## Exercise requirements:
The entries below are to be repeated exactly as they stand.

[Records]
□ □ □ □
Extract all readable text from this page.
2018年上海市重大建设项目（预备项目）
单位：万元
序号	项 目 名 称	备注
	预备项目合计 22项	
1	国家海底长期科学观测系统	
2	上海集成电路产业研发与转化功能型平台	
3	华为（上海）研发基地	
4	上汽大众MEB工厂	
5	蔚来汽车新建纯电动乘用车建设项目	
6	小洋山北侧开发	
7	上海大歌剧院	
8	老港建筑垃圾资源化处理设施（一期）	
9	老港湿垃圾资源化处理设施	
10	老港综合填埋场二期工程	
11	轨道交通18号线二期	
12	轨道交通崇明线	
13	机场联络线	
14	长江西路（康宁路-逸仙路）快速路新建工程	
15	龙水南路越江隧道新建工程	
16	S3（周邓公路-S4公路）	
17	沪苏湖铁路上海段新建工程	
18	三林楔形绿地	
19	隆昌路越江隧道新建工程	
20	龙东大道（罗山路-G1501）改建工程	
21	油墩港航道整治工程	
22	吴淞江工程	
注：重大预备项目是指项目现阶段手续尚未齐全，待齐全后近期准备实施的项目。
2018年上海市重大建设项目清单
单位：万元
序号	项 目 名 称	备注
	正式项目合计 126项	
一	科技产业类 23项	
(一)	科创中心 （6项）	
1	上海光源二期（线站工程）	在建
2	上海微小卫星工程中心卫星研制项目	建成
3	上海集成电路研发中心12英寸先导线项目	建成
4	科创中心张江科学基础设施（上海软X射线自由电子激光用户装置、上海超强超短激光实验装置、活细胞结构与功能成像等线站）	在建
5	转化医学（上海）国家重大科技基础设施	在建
□ □ □ □
## In response:
Extract all readable text from this page.
2018年上海市重大建设项目（预备项目）
单位：万元
序号	项 目 名 称	备注
	预备项目合计 22项	
1	国家海底长期科学观测系统	
2	上海集成电路产业研发与转化功能型平台	
3	华为（上海）研发基地	
4	上汽大众MEB工厂	
5	蔚来汽车新建纯电动乘用车建设项目	
6	小洋山北侧开发	
7	上海大歌剧院	
8	老港建筑垃圾资源化处理设施（一期）	
9	老港湿垃圾资源化处理设施	
10	老港综合填埋场二期工程	
11	轨道交通18号线二期	
12	轨道交通崇明线	
13	机场联络线	
14	长江西路（康宁路-逸仙路）快速路新建工程	
15	龙水南路越江隧道新建工程	
16	S3（周邓公路-S4公路）	
17	沪苏湖铁路上海段新建工程	
18	三林楔形绿地	
19	隆昌路越江隧道新建工程	
20	龙东大道（罗山路-G1501）改建工程	
21	油墩港航道整治工程	
22	吴淞江工程	
注：重大预备项目是指项目现阶段手续尚未齐全，待齐全后近期准备实施的项目。
2018年上海市重大建设项目清单
单位：万元
序号	项 目 名 称	备注
	正式项目合计 126项	
一	科技产业类 23项	
(一)	科创中心 （6项）	
1	上海光源二期（线站工程）	在建
2	上海微小卫星工程中心卫星研制项目	建成
3	上海集成电路研发中心12英寸先导线项目	建成
4	科创中心张江科学基础设施（上海软X射线自由电子激光用户装置、上海超强超短激光实验装置、活细胞结构与功能成像等线站）	在建
5	转化医学（上海）国家重大科技基础设施	在建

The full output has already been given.